— START Supplied information —

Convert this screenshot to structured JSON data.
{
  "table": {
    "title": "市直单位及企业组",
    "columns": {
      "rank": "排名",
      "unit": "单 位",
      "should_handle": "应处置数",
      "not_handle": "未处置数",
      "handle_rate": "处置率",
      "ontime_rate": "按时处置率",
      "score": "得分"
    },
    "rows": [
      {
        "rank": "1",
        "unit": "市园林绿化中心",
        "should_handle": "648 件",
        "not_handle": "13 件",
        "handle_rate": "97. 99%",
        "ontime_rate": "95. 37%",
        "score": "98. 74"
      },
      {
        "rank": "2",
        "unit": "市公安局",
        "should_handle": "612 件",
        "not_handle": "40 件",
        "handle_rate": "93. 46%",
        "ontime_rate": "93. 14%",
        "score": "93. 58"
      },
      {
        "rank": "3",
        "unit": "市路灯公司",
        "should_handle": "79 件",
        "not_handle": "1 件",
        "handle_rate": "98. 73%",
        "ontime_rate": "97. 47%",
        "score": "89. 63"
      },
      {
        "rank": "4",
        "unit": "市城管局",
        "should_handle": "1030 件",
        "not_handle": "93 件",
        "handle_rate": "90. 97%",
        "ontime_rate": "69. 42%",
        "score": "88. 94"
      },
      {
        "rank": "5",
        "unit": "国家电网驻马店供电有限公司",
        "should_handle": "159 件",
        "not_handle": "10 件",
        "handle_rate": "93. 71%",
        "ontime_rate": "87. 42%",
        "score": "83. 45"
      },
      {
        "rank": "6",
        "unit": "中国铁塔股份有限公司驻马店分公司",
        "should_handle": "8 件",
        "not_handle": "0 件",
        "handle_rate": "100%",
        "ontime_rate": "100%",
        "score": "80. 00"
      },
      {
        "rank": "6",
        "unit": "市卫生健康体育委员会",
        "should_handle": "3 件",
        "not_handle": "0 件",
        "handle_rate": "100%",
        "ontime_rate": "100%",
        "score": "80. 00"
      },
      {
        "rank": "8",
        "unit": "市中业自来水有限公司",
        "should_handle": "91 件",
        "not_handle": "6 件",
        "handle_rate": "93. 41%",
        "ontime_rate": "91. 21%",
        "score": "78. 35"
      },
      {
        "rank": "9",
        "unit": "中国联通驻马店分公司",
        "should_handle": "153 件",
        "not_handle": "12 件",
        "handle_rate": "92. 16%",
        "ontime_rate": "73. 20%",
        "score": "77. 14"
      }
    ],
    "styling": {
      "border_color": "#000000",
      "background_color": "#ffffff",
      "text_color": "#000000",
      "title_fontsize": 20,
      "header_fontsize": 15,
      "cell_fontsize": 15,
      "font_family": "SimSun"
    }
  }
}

— END Supplied information —

_Set problem:_ Each entry must be reproduced verbatim.

_Solution to this exercise:_
Convert this screenshot to structured JSON data.
{
  "table": {
    "title": "市直单位及企业组",
    "columns": {
      "rank": "排名",
      "unit": "单 位",
      "should_handle": "应处置数",
      "not_handle": "未处置数",
      "handle_rate": "处置率",
      "ontime_rate": "按时处置率",
      "score": "得分"
    },
    "rows": [
      {
        "rank": "1",
        "unit": "市园林绿化中心",
        "should_handle": "648 件",
        "not_handle": "13 件",
        "handle_rate": "97. 99%",
        "ontime_rate": "95. 37%",
        "score": "98. 74"
      },
      {
        "rank": "2",
        "unit": "市公安局",
        "should_handle": "612 件",
        "not_handle": "40 件",
        "handle_rate": "93. 46%",
        "ontime_rate": "93. 14%",
        "score": "93. 58"
      },
      {
        "rank": "3",
        "unit": "市路灯公司",
        "should_handle": "79 件",
        "not_handle": "1 件",
        "handle_rate": "98. 73%",
        "ontime_rate": "97. 47%",
        "score": "89. 63"
      },
      {
        "rank": "4",
        "unit": "市城管局",
        "should_handle": "1030 件",
        "not_handle": "93 件",
        "handle_rate": "90. 97%",
        "ontime_rate": "69. 42%",
        "score": "88. 94"
      },
      {
        "rank": "5",
        "unit": "国家电网驻马店供电有限公司",
        "should_handle": "159 件",
        "not_handle": "10 件",
        "handle_rate": "93. 71%",
        "ontime_rate": "87. 42%",
        "score": "83. 45"
      },
      {
        "rank": "6",
        "unit": "中国铁塔股份有限公司驻马店分公司",
        "should_handle": "8 件",
        "not_handle": "0 件",
        "handle_rate": "100%",
        "ontime_rate": "100%",
        "score": "80. 00"
      },
      {
        "rank": "6",
        "unit": "市卫生健康体育委员会",
        "should_handle": "3 件",
        "not_handle": "0 件",
        "handle_rate": "100%",
        "ontime_rate": "100%",
        "score": "80. 00"
      },
      {
        "rank": "8",
        "unit": "市中业自来水有限公司",
        "should_handle": "91 件",
        "not_handle": "6 件",
        "handle_rate": "93. 41%",
        "ontime_rate": "91. 21%",
        "score": "78. 35"
      },
      {
        "rank": "9",
        "unit": "中国联通驻马店分公司",
        "should_handle": "153 件",
        "not_handle": "12 件",
        "handle_rate": "92. 16%",
        "ontime_rate": "73. 20%",
        "score": "77. 14"
      }
    ],
    "styling": {
      "border_color": "#000000",
      "background_color": "#ffffff",
      "text_color": "#000000",
      "title_fontsize": 20,
      "header_fontsize": 15,
      "cell_fontsize": 15,
      "font_family": "SimSun"
    }
  }
}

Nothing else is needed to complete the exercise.